━━━━━ INFORMATION SUPPLIED
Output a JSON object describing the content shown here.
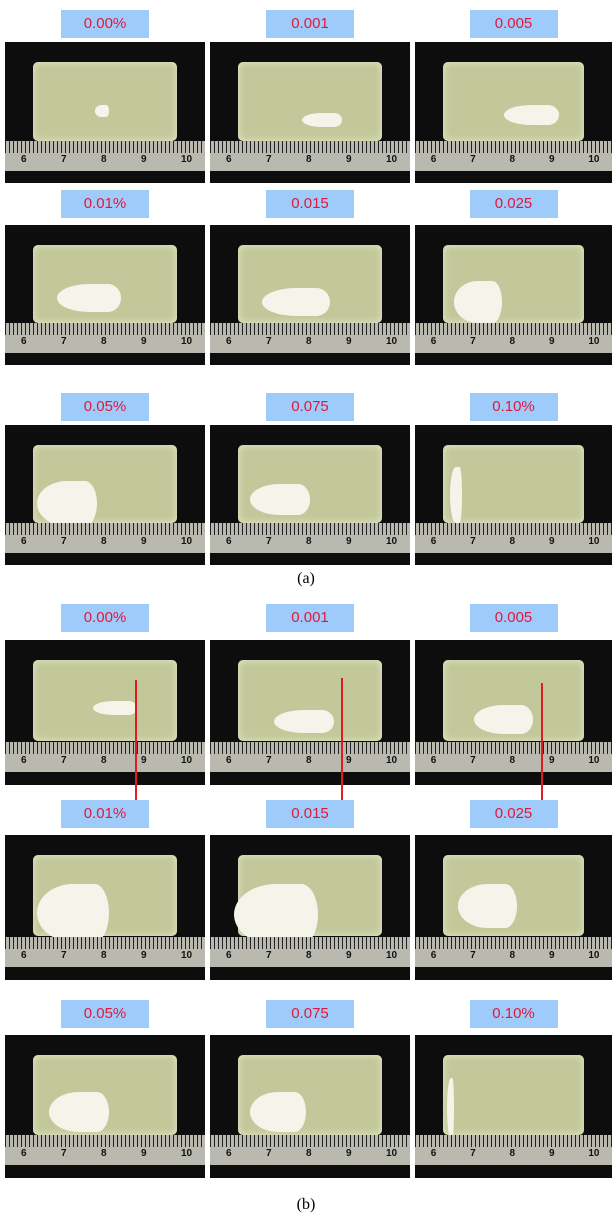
{
  "panels": [
    {
      "caption": "(a)",
      "labels": [
        "0.00%",
        "0.001",
        "0.005",
        "0.01%",
        "0.015",
        "0.025",
        "0.05%",
        "0.075",
        "0.10%"
      ]
    },
    {
      "caption": "(b)",
      "labels": [
        "0.00%",
        "0.001",
        "0.005",
        "0.01%",
        "0.015",
        "0.025",
        "0.05%",
        "0.075",
        "0.10%"
      ]
    }
  ],
  "ruler_labels": [
    "6",
    "7",
    "8",
    "9",
    "10"
  ]
}
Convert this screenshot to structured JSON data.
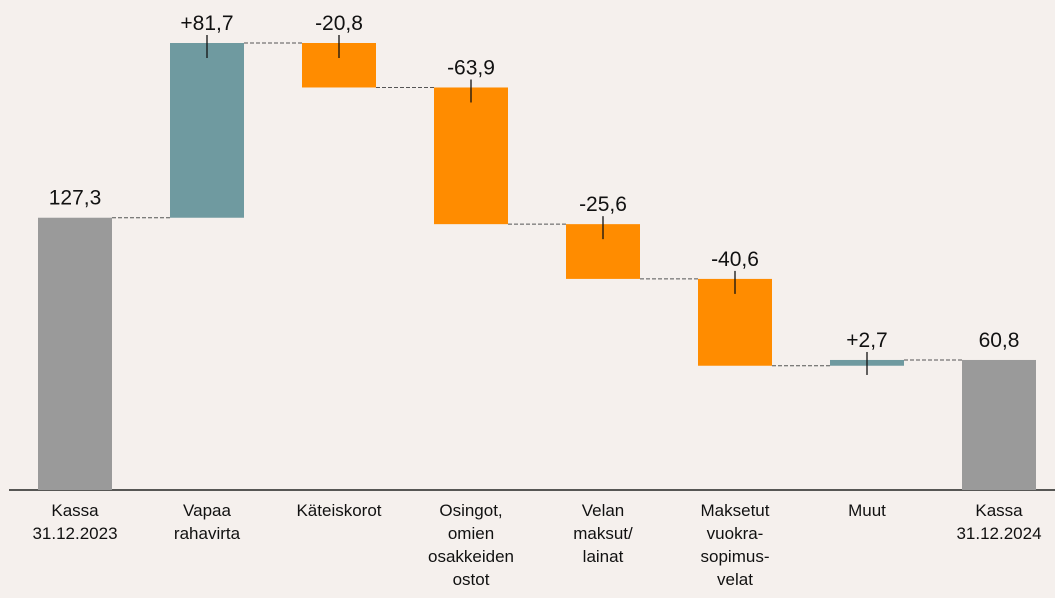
{
  "chart_data": {
    "type": "waterfall",
    "categories": [
      [
        "Kassa",
        "31.12.2023"
      ],
      [
        "Vapaa",
        "rahavirta"
      ],
      [
        "Käteiskorot"
      ],
      [
        "Osingot,",
        "omien",
        "osakkeiden",
        "ostot"
      ],
      [
        "Velan",
        "maksut/",
        "lainat"
      ],
      [
        "Maksetut",
        "vuokra-",
        "sopimus-",
        "velat"
      ],
      [
        "Muut"
      ],
      [
        "Kassa",
        "31.12.2024"
      ]
    ],
    "values": [
      127.3,
      81.7,
      -20.8,
      -63.9,
      -25.6,
      -40.6,
      2.7,
      60.8
    ],
    "value_labels": [
      "127,3",
      "+81,7",
      "-20,8",
      "-63,9",
      "-25,6",
      "-40,6",
      "+2,7",
      "60,8"
    ],
    "colors": [
      "#9a9a9a",
      "#6f9aa0",
      "#ff8c00",
      "#ff8c00",
      "#ff8c00",
      "#ff8c00",
      "#6f9aa0",
      "#9a9a9a"
    ]
  }
}
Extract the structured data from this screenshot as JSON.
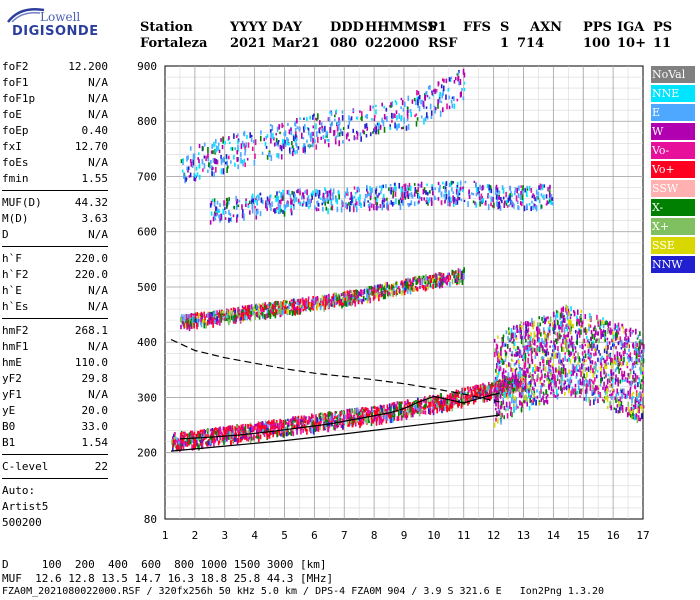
{
  "logo": {
    "line1": "Lowell",
    "line2": "DIGISONDE"
  },
  "header": {
    "row1": [
      "Station",
      "YYYY",
      "DAY",
      "DDD",
      "HHMMSS",
      "P1",
      "FFS",
      "S",
      "AXN",
      "PPS",
      "IGA",
      "PS"
    ],
    "row2": [
      "Fortaleza",
      "2021",
      "Mar21",
      "080",
      "022000",
      "RSF",
      "1",
      "714",
      "100",
      "10+",
      "11"
    ]
  },
  "parameters": [
    {
      "k": "foF2",
      "v": "12.200"
    },
    {
      "k": "foF1",
      "v": "N/A"
    },
    {
      "k": "foF1p",
      "v": "N/A"
    },
    {
      "k": "foE",
      "v": "N/A"
    },
    {
      "k": "foEp",
      "v": "0.40"
    },
    {
      "k": "fxI",
      "v": "12.70"
    },
    {
      "k": "foEs",
      "v": "N/A"
    },
    {
      "k": "fmin",
      "v": "1.55"
    },
    {
      "k": "MUF(D)",
      "v": "44.32"
    },
    {
      "k": "M(D)",
      "v": "3.63"
    },
    {
      "k": "D",
      "v": "N/A"
    },
    {
      "k": "h`F",
      "v": "220.0"
    },
    {
      "k": "h`F2",
      "v": "220.0"
    },
    {
      "k": "h`E",
      "v": "N/A"
    },
    {
      "k": "h`Es",
      "v": "N/A"
    },
    {
      "k": "hmF2",
      "v": "268.1"
    },
    {
      "k": "hmF1",
      "v": "N/A"
    },
    {
      "k": "hmE",
      "v": "110.0"
    },
    {
      "k": "yF2",
      "v": "29.8"
    },
    {
      "k": "yF1",
      "v": "N/A"
    },
    {
      "k": "yE",
      "v": "20.0"
    },
    {
      "k": "B0",
      "v": "33.0"
    },
    {
      "k": "B1",
      "v": "1.54"
    },
    {
      "k": "C-level",
      "v": "22"
    }
  ],
  "auto": {
    "line1": "Auto:",
    "line2": "Artist5",
    "line3": "500200"
  },
  "legend": [
    {
      "label": "NoVal",
      "color": "#808080"
    },
    {
      "label": "NNE",
      "color": "#00e5ff"
    },
    {
      "label": "E",
      "color": "#4fa8ff"
    },
    {
      "label": "W",
      "color": "#b000b0"
    },
    {
      "label": "Vo-",
      "color": "#e6109a"
    },
    {
      "label": "Vo+",
      "color": "#ff0020"
    },
    {
      "label": "SSW",
      "color": "#ffb0b0"
    },
    {
      "label": "X-",
      "color": "#008000"
    },
    {
      "label": "X+",
      "color": "#80c060"
    },
    {
      "label": "SSE",
      "color": "#d8d800"
    },
    {
      "label": "NNW",
      "color": "#2020d0"
    }
  ],
  "footer": {
    "d_row": "D     100  200  400  600  800 1000 1500 3000 [km]",
    "muf_row": "MUF  12.6 12.8 13.5 14.7 16.3 18.8 25.8 44.3 [MHz]",
    "file_row": "FZA0M_2021080022000.RSF / 320fx256h 50 kHz 5.0 km / DPS-4 FZA0M 904 / 3.9 S 321.6 E   Ion2Png 1.3.20"
  },
  "chart_data": {
    "type": "scatter",
    "title": "",
    "xlabel": "",
    "ylabel": "",
    "xlim": [
      1,
      17
    ],
    "ylim": [
      80,
      900
    ],
    "x_ticks": [
      1,
      2,
      3,
      4,
      5,
      6,
      7,
      8,
      9,
      10,
      11,
      12,
      13,
      14,
      15,
      16,
      17
    ],
    "y_ticks": [
      80,
      200,
      300,
      400,
      500,
      600,
      700,
      800,
      900
    ],
    "grid": true,
    "legend_position": "right",
    "series": [
      {
        "name": "trace-1F",
        "kind": "echoes",
        "x": [
          1.2,
          2.0,
          3.0,
          4.0,
          5.0,
          6.0,
          7.0,
          8.0,
          9.0,
          9.8,
          10.5,
          11.0,
          11.5,
          12.0,
          12.5,
          13.0
        ],
        "y": [
          225,
          228,
          235,
          242,
          250,
          258,
          265,
          272,
          282,
          290,
          298,
          305,
          312,
          318,
          325,
          335
        ]
      },
      {
        "name": "trace-2F",
        "kind": "echoes",
        "x": [
          1.5,
          2.5,
          3.5,
          4.5,
          5.5,
          6.5,
          7.5,
          8.5,
          9.5,
          10.5,
          11.0
        ],
        "y": [
          440,
          447,
          455,
          463,
          470,
          478,
          487,
          500,
          510,
          520,
          525
        ]
      },
      {
        "name": "trace-3F",
        "kind": "echoes",
        "x": [
          2.5,
          4.0,
          5.5,
          7.0,
          8.5,
          10.0,
          11.0,
          12.0,
          13.0,
          14.0
        ],
        "y": [
          640,
          650,
          660,
          662,
          668,
          675,
          675,
          668,
          665,
          670
        ]
      },
      {
        "name": "trace-3F-upper",
        "kind": "echoes",
        "x": [
          1.5,
          3.0,
          4.5,
          6.0,
          7.5,
          9.0,
          10.0,
          11.0
        ],
        "y": [
          720,
          745,
          765,
          785,
          800,
          820,
          840,
          870
        ]
      },
      {
        "name": "spread-F",
        "kind": "echoes",
        "x": [
          12.0,
          12.5,
          13.0,
          13.5,
          14.0,
          14.5,
          15.0,
          15.5,
          16.0,
          16.5,
          17.0
        ],
        "y": [
          330,
          350,
          360,
          370,
          380,
          390,
          380,
          370,
          360,
          350,
          340
        ]
      },
      {
        "name": "profile",
        "kind": "line",
        "style": "solid",
        "x": [
          1.2,
          3.0,
          5.0,
          7.0,
          9.0,
          11.0,
          12.2
        ],
        "y": [
          203,
          212,
          222,
          234,
          247,
          260,
          268
        ]
      },
      {
        "name": "profile-upper",
        "kind": "line",
        "style": "dashed",
        "x": [
          1.2,
          2.0,
          3.0,
          4.0,
          5.0,
          6.0,
          7.0,
          8.0,
          9.0,
          10.0,
          11.0,
          12.2
        ],
        "y": [
          405,
          385,
          372,
          362,
          352,
          344,
          338,
          332,
          325,
          316,
          306,
          292
        ]
      },
      {
        "name": "virtual-height",
        "kind": "line",
        "style": "solid",
        "x": [
          1.5,
          2.5,
          3.5,
          4.5,
          5.5,
          6.5,
          7.5,
          8.5,
          9.0,
          9.5,
          10.0,
          10.5,
          11.0,
          11.5,
          12.2
        ],
        "y": [
          225,
          228,
          232,
          238,
          245,
          252,
          262,
          272,
          280,
          292,
          302,
          296,
          290,
          298,
          308
        ]
      }
    ]
  }
}
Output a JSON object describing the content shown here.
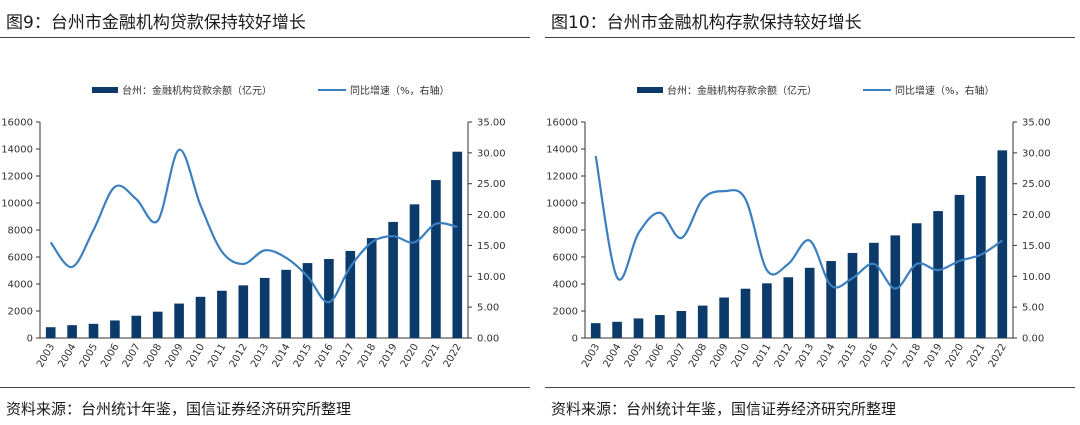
━━━━━━━━━━
SET TASK: Go through the data and gather every line that holds "name".

RIGHT ANSWER:
        "name": "trace-1F",
        "name": "trace-2F",
        "name": "trace-3F",
        "name": "trace-3F-upper",
        "name": "spread-F",
        "name": "profile",
        "name": "profile-upper",
        "name": "virtual-height",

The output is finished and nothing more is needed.